§ INFORMATION GIVEN:
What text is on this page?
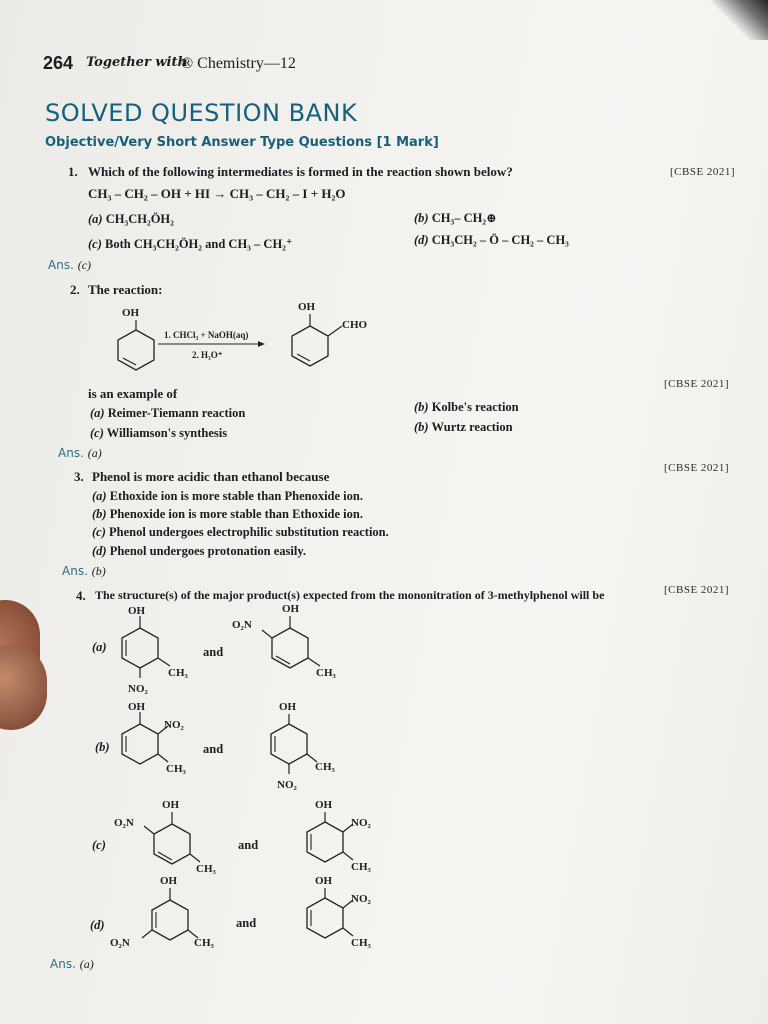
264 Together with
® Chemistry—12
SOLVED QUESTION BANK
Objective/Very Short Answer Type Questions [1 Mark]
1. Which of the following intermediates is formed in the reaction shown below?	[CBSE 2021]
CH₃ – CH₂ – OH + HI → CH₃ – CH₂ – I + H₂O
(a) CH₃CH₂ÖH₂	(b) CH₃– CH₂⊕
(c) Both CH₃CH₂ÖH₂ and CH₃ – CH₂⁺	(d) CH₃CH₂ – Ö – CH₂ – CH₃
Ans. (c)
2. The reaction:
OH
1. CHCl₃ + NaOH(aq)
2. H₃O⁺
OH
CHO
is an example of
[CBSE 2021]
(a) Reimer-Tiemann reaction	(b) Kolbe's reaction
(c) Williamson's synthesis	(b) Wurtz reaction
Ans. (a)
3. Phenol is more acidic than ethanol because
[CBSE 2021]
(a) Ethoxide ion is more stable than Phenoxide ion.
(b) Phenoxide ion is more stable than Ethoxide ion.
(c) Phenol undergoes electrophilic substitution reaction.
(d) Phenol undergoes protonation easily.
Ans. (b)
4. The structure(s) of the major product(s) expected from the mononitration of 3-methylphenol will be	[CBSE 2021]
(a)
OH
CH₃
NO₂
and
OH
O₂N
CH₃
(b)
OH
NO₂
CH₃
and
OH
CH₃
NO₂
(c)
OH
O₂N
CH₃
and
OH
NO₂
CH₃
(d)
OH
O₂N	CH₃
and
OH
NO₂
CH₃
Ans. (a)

...

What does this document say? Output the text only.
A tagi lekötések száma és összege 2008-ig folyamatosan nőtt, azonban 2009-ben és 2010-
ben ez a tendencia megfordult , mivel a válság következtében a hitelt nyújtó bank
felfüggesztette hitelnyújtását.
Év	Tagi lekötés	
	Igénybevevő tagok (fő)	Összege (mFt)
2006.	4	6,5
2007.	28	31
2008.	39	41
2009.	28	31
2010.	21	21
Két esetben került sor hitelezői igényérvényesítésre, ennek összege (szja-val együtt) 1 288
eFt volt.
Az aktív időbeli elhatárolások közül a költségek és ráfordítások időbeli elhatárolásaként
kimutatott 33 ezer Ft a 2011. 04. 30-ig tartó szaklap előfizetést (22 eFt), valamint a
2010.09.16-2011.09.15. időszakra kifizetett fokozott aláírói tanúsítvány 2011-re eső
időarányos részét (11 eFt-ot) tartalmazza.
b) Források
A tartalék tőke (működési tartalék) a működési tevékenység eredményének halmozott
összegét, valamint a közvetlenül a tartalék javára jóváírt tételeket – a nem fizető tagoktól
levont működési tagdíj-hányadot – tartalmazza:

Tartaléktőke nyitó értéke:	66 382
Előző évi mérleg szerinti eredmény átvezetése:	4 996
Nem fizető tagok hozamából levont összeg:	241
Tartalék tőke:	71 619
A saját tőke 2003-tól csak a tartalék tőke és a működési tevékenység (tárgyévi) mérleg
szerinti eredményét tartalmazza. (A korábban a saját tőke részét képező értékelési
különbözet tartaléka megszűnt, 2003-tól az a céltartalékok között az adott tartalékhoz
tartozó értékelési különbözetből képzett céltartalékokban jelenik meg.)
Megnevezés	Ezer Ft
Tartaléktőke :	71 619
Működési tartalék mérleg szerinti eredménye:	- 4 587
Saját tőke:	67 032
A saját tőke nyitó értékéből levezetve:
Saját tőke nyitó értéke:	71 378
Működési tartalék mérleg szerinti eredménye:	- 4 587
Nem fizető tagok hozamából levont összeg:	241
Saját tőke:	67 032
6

§ PROBLEM REQUIREMENTS: Pull out all lines from the entries above in which the word "Phenoxide" appears.

§ RESULT:
(a) Ethoxide ion is more stable than Phenoxide ion.
(b) Phenoxide ion is more stable than Ethoxide ion.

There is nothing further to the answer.